Required task: Repeat the records below exactly, leaving out every picture.

Given data:
──────────────────────────────
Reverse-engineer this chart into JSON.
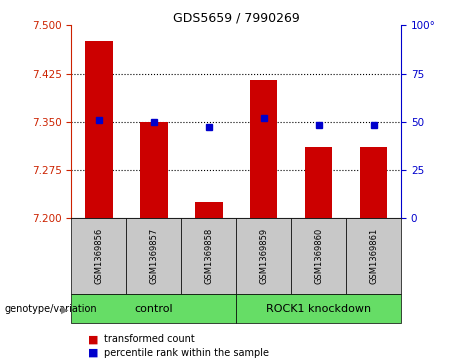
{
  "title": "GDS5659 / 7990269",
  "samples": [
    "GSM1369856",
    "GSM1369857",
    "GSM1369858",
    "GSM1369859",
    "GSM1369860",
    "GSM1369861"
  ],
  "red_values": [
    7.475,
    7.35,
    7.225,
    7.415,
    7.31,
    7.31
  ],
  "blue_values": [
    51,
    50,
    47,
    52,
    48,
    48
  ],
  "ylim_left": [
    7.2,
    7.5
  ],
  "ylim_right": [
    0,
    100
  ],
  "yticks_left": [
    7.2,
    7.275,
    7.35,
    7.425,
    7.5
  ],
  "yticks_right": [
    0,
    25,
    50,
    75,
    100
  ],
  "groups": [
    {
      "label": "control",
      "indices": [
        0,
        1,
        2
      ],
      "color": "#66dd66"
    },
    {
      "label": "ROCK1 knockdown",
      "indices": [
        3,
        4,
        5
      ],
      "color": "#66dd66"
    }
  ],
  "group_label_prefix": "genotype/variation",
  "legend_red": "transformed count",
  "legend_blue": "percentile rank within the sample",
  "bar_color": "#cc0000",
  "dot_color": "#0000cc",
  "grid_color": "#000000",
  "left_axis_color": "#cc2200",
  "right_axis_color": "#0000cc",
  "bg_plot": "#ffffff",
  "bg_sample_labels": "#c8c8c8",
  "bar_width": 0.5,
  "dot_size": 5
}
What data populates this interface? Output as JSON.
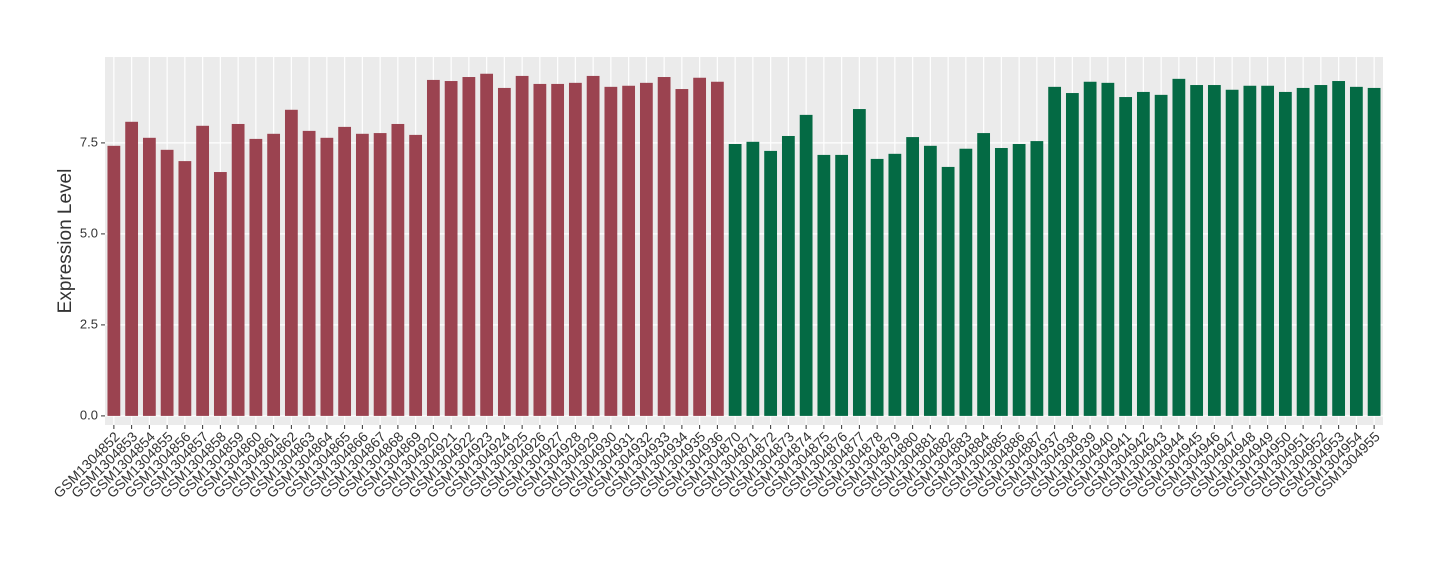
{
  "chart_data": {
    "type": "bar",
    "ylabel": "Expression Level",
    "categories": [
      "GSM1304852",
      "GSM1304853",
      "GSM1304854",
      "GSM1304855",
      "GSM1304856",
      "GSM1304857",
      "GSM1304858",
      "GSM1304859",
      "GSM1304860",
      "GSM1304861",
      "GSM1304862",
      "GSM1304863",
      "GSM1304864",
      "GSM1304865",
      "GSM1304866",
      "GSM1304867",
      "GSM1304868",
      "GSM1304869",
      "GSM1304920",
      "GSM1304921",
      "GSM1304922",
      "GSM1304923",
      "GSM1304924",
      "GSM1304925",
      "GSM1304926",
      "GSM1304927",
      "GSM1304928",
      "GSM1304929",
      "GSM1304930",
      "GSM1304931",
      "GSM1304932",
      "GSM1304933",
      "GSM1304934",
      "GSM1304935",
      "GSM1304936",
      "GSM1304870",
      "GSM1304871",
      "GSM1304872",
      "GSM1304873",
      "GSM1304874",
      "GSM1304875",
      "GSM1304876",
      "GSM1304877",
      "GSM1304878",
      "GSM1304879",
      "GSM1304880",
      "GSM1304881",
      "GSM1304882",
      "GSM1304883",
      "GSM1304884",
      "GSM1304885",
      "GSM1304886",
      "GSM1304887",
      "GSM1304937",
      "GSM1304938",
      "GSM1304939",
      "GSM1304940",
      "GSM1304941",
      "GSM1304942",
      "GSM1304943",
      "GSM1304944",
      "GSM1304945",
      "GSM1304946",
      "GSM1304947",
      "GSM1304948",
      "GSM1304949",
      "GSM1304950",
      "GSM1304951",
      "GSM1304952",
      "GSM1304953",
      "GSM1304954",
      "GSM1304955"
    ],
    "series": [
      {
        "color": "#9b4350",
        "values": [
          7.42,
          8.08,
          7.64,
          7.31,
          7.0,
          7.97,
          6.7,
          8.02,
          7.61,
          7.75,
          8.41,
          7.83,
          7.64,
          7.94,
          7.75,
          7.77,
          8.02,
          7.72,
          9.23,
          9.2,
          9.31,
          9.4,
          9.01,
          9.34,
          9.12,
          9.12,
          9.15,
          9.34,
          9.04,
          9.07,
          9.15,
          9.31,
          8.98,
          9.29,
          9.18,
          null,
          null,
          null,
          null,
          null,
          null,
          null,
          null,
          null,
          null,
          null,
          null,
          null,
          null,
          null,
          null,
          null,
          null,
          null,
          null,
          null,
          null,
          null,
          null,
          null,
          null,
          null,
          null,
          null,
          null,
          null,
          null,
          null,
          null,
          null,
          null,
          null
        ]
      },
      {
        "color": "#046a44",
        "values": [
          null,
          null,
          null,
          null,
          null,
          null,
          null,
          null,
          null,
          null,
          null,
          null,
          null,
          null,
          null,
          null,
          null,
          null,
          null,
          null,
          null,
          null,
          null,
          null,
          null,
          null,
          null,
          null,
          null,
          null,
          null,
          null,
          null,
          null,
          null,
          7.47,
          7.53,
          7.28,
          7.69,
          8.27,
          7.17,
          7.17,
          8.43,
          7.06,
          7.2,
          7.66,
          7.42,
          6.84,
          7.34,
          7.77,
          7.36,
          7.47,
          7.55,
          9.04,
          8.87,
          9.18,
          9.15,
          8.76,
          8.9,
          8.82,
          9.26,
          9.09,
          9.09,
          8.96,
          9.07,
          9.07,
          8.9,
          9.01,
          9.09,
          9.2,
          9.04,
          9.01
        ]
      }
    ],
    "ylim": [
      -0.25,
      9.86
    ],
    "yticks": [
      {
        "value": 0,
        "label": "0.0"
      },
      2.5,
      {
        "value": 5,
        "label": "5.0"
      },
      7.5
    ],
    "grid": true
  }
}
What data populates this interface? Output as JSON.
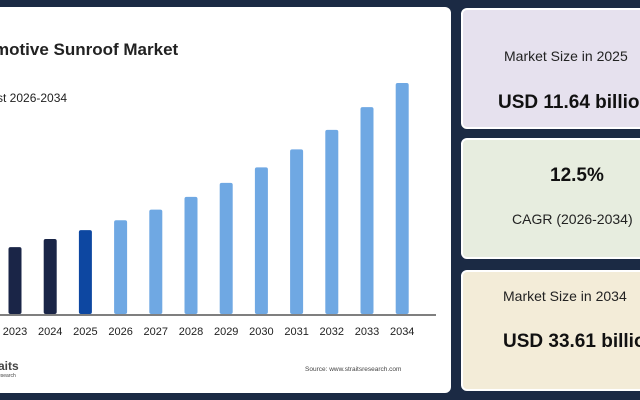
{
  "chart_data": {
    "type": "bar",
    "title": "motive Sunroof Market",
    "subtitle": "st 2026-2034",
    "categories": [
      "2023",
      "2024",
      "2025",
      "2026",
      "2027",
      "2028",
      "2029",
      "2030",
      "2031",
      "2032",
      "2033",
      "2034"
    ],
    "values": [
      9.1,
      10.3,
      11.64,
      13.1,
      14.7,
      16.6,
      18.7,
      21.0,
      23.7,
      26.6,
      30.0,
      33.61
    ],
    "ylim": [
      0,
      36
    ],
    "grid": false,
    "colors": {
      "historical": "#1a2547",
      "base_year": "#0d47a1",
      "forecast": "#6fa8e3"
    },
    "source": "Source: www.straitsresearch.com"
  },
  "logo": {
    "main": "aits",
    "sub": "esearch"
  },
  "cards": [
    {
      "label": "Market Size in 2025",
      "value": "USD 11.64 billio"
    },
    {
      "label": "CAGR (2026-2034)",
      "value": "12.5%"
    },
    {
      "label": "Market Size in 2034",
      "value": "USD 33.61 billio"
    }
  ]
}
──────────────────────────────
Output of the exercise:
Reverse-engineer this chart into JSON.
{
  "title": "GDS5659 / 7990269",
  "samples": [
    "GSM1369856",
    "GSM1369857",
    "GSM1369858",
    "GSM1369859",
    "GSM1369860",
    "GSM1369861"
  ],
  "red_values": [
    7.475,
    7.35,
    7.225,
    7.415,
    7.31,
    7.31
  ],
  "blue_values": [
    51,
    50,
    47,
    52,
    48,
    48
  ],
  "ylim_left": [
    7.2,
    7.5
  ],
  "ylim_right": [
    0,
    100
  ],
  "yticks_left": [
    7.2,
    7.275,
    7.35,
    7.425,
    7.5
  ],
  "yticks_right": [
    0,
    25,
    50,
    75,
    100
  ],
  "groups": [
    {
      "label": "control",
      "indices": [
        0,
        1,
        2
      ],
      "color": "#66dd66"
    },
    {
      "label": "ROCK1 knockdown",
      "indices": [
        3,
        4,
        5
      ],
      "color": "#66dd66"
    }
  ],
  "group_label_prefix": "genotype/variation",
  "legend_red": "transformed count",
  "legend_blue": "percentile rank within the sample",
  "bar_color": "#cc0000",
  "dot_color": "#0000cc",
  "grid_color": "#000000",
  "left_axis_color": "#cc2200",
  "right_axis_color": "#0000cc",
  "bg_plot": "#ffffff",
  "bg_sample_labels": "#c8c8c8",
  "bar_width": 0.5,
  "dot_size": 5
}
What data populates this interface? Output as JSON.
{
  "chart_data": {
    "type": "bar",
    "ylabel": "Expression Level",
    "categories": [
      "GSM1304852",
      "GSM1304853",
      "GSM1304854",
      "GSM1304855",
      "GSM1304856",
      "GSM1304857",
      "GSM1304858",
      "GSM1304859",
      "GSM1304860",
      "GSM1304861",
      "GSM1304862",
      "GSM1304863",
      "GSM1304864",
      "GSM1304865",
      "GSM1304866",
      "GSM1304867",
      "GSM1304868",
      "GSM1304869",
      "GSM1304920",
      "GSM1304921",
      "GSM1304922",
      "GSM1304923",
      "GSM1304924",
      "GSM1304925",
      "GSM1304926",
      "GSM1304927",
      "GSM1304928",
      "GSM1304929",
      "GSM1304930",
      "GSM1304931",
      "GSM1304932",
      "GSM1304933",
      "GSM1304934",
      "GSM1304935",
      "GSM1304936",
      "GSM1304870",
      "GSM1304871",
      "GSM1304872",
      "GSM1304873",
      "GSM1304874",
      "GSM1304875",
      "GSM1304876",
      "GSM1304877",
      "GSM1304878",
      "GSM1304879",
      "GSM1304880",
      "GSM1304881",
      "GSM1304882",
      "GSM1304883",
      "GSM1304884",
      "GSM1304885",
      "GSM1304886",
      "GSM1304887",
      "GSM1304937",
      "GSM1304938",
      "GSM1304939",
      "GSM1304940",
      "GSM1304941",
      "GSM1304942",
      "GSM1304943",
      "GSM1304944",
      "GSM1304945",
      "GSM1304946",
      "GSM1304947",
      "GSM1304948",
      "GSM1304949",
      "GSM1304950",
      "GSM1304951",
      "GSM1304952",
      "GSM1304953",
      "GSM1304954",
      "GSM1304955"
    ],
    "series": [
      {
        "color": "#9b4350",
        "values": [
          7.42,
          8.08,
          7.64,
          7.31,
          7.0,
          7.97,
          6.7,
          8.02,
          7.61,
          7.75,
          8.41,
          7.83,
          7.64,
          7.94,
          7.75,
          7.77,
          8.02,
          7.72,
          9.23,
          9.2,
          9.31,
          9.4,
          9.01,
          9.34,
          9.12,
          9.12,
          9.15,
          9.34,
          9.04,
          9.07,
          9.15,
          9.31,
          8.98,
          9.29,
          9.18,
          null,
          null,
          null,
          null,
          null,
          null,
          null,
          null,
          null,
          null,
          null,
          null,
          null,
          null,
          null,
          null,
          null,
          null,
          null,
          null,
          null,
          null,
          null,
          null,
          null,
          null,
          null,
          null,
          null,
          null,
          null,
          null,
          null,
          null,
          null,
          null,
          null
        ]
      },
      {
        "color": "#046a44",
        "values": [
          null,
          null,
          null,
          null,
          null,
          null,
          null,
          null,
          null,
          null,
          null,
          null,
          null,
          null,
          null,
          null,
          null,
          null,
          null,
          null,
          null,
          null,
          null,
          null,
          null,
          null,
          null,
          null,
          null,
          null,
          null,
          null,
          null,
          null,
          null,
          7.47,
          7.53,
          7.28,
          7.69,
          8.27,
          7.17,
          7.17,
          8.43,
          7.06,
          7.2,
          7.66,
          7.42,
          6.84,
          7.34,
          7.77,
          7.36,
          7.47,
          7.55,
          9.04,
          8.87,
          9.18,
          9.15,
          8.76,
          8.9,
          8.82,
          9.26,
          9.09,
          9.09,
          8.96,
          9.07,
          9.07,
          8.9,
          9.01,
          9.09,
          9.2,
          9.04,
          9.01
        ]
      }
    ],
    "ylim": [
      -0.25,
      9.86
    ],
    "yticks": [
      {
        "value": 0,
        "label": "0.0"
      },
      2.5,
      {
        "value": 5,
        "label": "5.0"
      },
      7.5
    ],
    "grid": true
  }
}
What data populates this interface? Output as JSON.
{
  "chart_data": {
    "type": "bar",
    "title": "motive Sunroof Market",
    "subtitle": "st 2026-2034",
    "categories": [
      "2023",
      "2024",
      "2025",
      "2026",
      "2027",
      "2028",
      "2029",
      "2030",
      "2031",
      "2032",
      "2033",
      "2034"
    ],
    "values": [
      9.1,
      10.3,
      11.64,
      13.1,
      14.7,
      16.6,
      18.7,
      21.0,
      23.7,
      26.6,
      30.0,
      33.61
    ],
    "ylim": [
      0,
      36
    ],
    "grid": false,
    "colors": {
      "historical": "#1a2547",
      "base_year": "#0d47a1",
      "forecast": "#6fa8e3"
    },
    "source": "Source: www.straitsresearch.com"
  },
  "logo": {
    "main": "aits",
    "sub": "esearch"
  },
  "cards": [
    {
      "label": "Market Size in 2025",
      "value": "USD 11.64 billio"
    },
    {
      "label": "CAGR (2026-2034)",
      "value": "12.5%"
    },
    {
      "label": "Market Size in 2034",
      "value": "USD 33.61 billio"
    }
  ]
}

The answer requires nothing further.